#### [WHAT THIS TASK INVOLVES]
Locate every line that holds the string "品之專案輸入許可文件" and copy it.

─── DATA EXCERPTS

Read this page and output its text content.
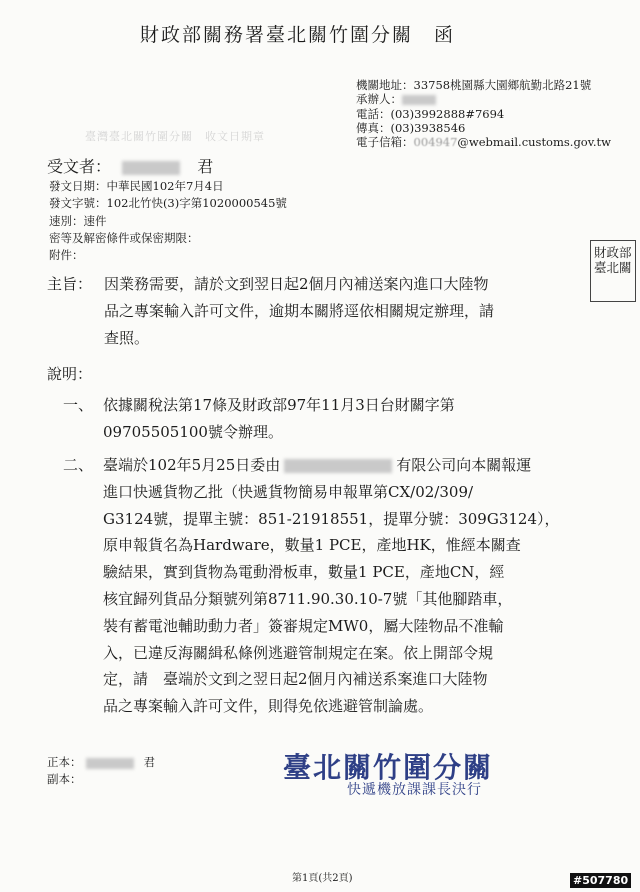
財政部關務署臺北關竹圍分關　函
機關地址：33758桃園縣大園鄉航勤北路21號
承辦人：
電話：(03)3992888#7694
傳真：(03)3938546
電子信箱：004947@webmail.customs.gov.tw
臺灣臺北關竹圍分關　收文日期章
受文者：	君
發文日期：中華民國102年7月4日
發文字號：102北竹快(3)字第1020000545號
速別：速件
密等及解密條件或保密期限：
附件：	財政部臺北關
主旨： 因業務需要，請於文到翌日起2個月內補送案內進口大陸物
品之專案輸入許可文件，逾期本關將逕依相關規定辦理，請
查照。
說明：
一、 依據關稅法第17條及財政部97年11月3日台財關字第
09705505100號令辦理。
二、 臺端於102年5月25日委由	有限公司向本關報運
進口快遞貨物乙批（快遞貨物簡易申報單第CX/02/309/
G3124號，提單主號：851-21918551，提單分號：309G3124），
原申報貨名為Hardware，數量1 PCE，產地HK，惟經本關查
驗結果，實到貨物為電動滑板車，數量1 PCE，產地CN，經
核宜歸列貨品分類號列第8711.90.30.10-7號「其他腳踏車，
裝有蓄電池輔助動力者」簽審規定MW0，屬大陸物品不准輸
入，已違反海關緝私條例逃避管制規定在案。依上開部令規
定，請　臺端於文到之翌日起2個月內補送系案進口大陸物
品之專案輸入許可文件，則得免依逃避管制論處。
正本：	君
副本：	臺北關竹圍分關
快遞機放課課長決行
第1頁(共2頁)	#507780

──────

#### [RESPONSE]
品之專案輸入許可文件，逾期本關將逕依相關規定辦理，請
品之專案輸入許可文件，則得免依逃避管制論處。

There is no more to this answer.